--- start of Information shown ---

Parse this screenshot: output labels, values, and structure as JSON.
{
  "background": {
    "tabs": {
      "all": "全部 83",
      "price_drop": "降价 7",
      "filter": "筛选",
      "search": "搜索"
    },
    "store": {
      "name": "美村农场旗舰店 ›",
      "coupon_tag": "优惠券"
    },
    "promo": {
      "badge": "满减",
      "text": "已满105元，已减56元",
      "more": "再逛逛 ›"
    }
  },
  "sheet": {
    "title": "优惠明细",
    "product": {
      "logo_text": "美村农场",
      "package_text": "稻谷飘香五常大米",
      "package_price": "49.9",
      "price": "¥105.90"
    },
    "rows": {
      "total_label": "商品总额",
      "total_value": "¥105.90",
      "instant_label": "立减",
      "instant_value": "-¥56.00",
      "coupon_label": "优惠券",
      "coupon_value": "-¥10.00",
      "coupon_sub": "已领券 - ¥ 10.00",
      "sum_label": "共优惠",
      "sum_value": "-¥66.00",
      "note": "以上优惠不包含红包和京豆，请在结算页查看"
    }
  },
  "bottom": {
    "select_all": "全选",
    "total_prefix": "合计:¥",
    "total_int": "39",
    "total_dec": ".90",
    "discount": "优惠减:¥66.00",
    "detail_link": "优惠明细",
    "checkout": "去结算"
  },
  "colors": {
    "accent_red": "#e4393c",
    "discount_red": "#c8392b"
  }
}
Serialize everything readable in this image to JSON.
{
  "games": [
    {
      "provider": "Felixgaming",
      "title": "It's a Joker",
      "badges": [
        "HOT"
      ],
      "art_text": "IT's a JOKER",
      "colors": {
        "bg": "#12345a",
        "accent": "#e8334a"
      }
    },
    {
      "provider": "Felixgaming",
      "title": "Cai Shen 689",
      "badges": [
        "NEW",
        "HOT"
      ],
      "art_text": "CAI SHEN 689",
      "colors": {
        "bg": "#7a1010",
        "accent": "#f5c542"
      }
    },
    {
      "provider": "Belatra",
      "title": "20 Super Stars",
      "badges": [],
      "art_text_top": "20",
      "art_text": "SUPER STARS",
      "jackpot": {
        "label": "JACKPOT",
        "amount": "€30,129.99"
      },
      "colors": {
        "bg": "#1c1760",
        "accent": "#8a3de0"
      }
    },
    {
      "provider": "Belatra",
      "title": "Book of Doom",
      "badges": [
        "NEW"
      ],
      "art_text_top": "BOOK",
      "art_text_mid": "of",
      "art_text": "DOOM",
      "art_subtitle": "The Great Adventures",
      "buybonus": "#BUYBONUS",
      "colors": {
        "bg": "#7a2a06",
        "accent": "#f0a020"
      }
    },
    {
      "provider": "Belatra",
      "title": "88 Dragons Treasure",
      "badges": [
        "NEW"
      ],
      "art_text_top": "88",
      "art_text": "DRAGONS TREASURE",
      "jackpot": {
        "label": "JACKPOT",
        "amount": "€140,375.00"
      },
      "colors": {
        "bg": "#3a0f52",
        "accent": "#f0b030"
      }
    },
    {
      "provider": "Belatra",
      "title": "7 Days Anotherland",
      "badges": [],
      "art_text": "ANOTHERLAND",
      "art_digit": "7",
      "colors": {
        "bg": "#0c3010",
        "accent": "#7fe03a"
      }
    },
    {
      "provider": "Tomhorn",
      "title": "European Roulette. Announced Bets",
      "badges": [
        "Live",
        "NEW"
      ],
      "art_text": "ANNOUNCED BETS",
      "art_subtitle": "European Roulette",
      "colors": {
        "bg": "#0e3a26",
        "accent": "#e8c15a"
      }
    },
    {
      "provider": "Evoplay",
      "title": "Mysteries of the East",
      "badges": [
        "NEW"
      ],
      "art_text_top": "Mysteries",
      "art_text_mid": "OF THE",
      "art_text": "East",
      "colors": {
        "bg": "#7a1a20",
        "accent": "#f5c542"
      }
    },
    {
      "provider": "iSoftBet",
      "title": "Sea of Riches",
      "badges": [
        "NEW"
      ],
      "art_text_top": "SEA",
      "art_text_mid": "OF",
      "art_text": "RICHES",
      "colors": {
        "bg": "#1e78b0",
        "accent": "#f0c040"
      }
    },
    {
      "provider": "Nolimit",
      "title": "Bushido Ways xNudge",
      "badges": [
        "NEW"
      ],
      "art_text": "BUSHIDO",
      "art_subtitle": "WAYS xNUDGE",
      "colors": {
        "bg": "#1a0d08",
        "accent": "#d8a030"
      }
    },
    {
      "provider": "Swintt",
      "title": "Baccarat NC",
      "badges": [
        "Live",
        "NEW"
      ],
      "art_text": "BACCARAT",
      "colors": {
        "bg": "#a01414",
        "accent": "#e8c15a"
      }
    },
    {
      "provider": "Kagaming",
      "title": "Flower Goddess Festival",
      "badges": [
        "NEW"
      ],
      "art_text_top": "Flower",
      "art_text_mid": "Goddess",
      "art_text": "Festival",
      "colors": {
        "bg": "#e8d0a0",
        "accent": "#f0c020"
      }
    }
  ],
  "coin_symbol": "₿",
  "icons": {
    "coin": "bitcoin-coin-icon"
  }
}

--- end of Information shown ---

_Written task_.
Reproduce the records above exactly as they appear.

_Final result_.
Parse this screenshot: output labels, values, and structure as JSON.
{
  "background": {
    "tabs": {
      "all": "全部 83",
      "price_drop": "降价 7",
      "filter": "筛选",
      "search": "搜索"
    },
    "store": {
      "name": "美村农场旗舰店 ›",
      "coupon_tag": "优惠券"
    },
    "promo": {
      "badge": "满减",
      "text": "已满105元，已减56元",
      "more": "再逛逛 ›"
    }
  },
  "sheet": {
    "title": "优惠明细",
    "product": {
      "logo_text": "美村农场",
      "package_text": "稻谷飘香五常大米",
      "package_price": "49.9",
      "price": "¥105.90"
    },
    "rows": {
      "total_label": "商品总额",
      "total_value": "¥105.90",
      "instant_label": "立减",
      "instant_value": "-¥56.00",
      "coupon_label": "优惠券",
      "coupon_value": "-¥10.00",
      "coupon_sub": "已领券 - ¥ 10.00",
      "sum_label": "共优惠",
      "sum_value": "-¥66.00",
      "note": "以上优惠不包含红包和京豆，请在结算页查看"
    }
  },
  "bottom": {
    "select_all": "全选",
    "total_prefix": "合计:¥",
    "total_int": "39",
    "total_dec": ".90",
    "discount": "优惠减:¥66.00",
    "detail_link": "优惠明细",
    "checkout": "去结算"
  },
  "colors": {
    "accent_red": "#e4393c",
    "discount_red": "#c8392b"
  }
}
Serialize everything readable in this image to JSON.
{
  "games": [
    {
      "provider": "Felixgaming",
      "title": "It's a Joker",
      "badges": [
        "HOT"
      ],
      "art_text": "IT's a JOKER",
      "colors": {
        "bg": "#12345a",
        "accent": "#e8334a"
      }
    },
    {
      "provider": "Felixgaming",
      "title": "Cai Shen 689",
      "badges": [
        "NEW",
        "HOT"
      ],
      "art_text": "CAI SHEN 689",
      "colors": {
        "bg": "#7a1010",
        "accent": "#f5c542"
      }
    },
    {
      "provider": "Belatra",
      "title": "20 Super Stars",
      "badges": [],
      "art_text_top": "20",
      "art_text": "SUPER STARS",
      "jackpot": {
        "label": "JACKPOT",
        "amount": "€30,129.99"
      },
      "colors": {
        "bg": "#1c1760",
        "accent": "#8a3de0"
      }
    },
    {
      "provider": "Belatra",
      "title": "Book of Doom",
      "badges": [
        "NEW"
      ],
      "art_text_top": "BOOK",
      "art_text_mid": "of",
      "art_text": "DOOM",
      "art_subtitle": "The Great Adventures",
      "buybonus": "#BUYBONUS",
      "colors": {
        "bg": "#7a2a06",
        "accent": "#f0a020"
      }
    },
    {
      "provider": "Belatra",
      "title": "88 Dragons Treasure",
      "badges": [
        "NEW"
      ],
      "art_text_top": "88",
      "art_text": "DRAGONS TREASURE",
      "jackpot": {
        "label": "JACKPOT",
        "amount": "€140,375.00"
      },
      "colors": {
        "bg": "#3a0f52",
        "accent": "#f0b030"
      }
    },
    {
      "provider": "Belatra",
      "title": "7 Days Anotherland",
      "badges": [],
      "art_text": "ANOTHERLAND",
      "art_digit": "7",
      "colors": {
        "bg": "#0c3010",
        "accent": "#7fe03a"
      }
    },
    {
      "provider": "Tomhorn",
      "title": "European Roulette. Announced Bets",
      "badges": [
        "Live",
        "NEW"
      ],
      "art_text": "ANNOUNCED BETS",
      "art_subtitle": "European Roulette",
      "colors": {
        "bg": "#0e3a26",
        "accent": "#e8c15a"
      }
    },
    {
      "provider": "Evoplay",
      "title": "Mysteries of the East",
      "badges": [
        "NEW"
      ],
      "art_text_top": "Mysteries",
      "art_text_mid": "OF THE",
      "art_text": "East",
      "colors": {
        "bg": "#7a1a20",
        "accent": "#f5c542"
      }
    },
    {
      "provider": "iSoftBet",
      "title": "Sea of Riches",
      "badges": [
        "NEW"
      ],
      "art_text_top": "SEA",
      "art_text_mid": "OF",
      "art_text": "RICHES",
      "colors": {
        "bg": "#1e78b0",
        "accent": "#f0c040"
      }
    },
    {
      "provider": "Nolimit",
      "title": "Bushido Ways xNudge",
      "badges": [
        "NEW"
      ],
      "art_text": "BUSHIDO",
      "art_subtitle": "WAYS xNUDGE",
      "colors": {
        "bg": "#1a0d08",
        "accent": "#d8a030"
      }
    },
    {
      "provider": "Swintt",
      "title": "Baccarat NC",
      "badges": [
        "Live",
        "NEW"
      ],
      "art_text": "BACCARAT",
      "colors": {
        "bg": "#a01414",
        "accent": "#e8c15a"
      }
    },
    {
      "provider": "Kagaming",
      "title": "Flower Goddess Festival",
      "badges": [
        "NEW"
      ],
      "art_text_top": "Flower",
      "art_text_mid": "Goddess",
      "art_text": "Festival",
      "colors": {
        "bg": "#e8d0a0",
        "accent": "#f0c020"
      }
    }
  ],
  "coin_symbol": "₿",
  "icons": {
    "coin": "bitcoin-coin-icon"
  }
}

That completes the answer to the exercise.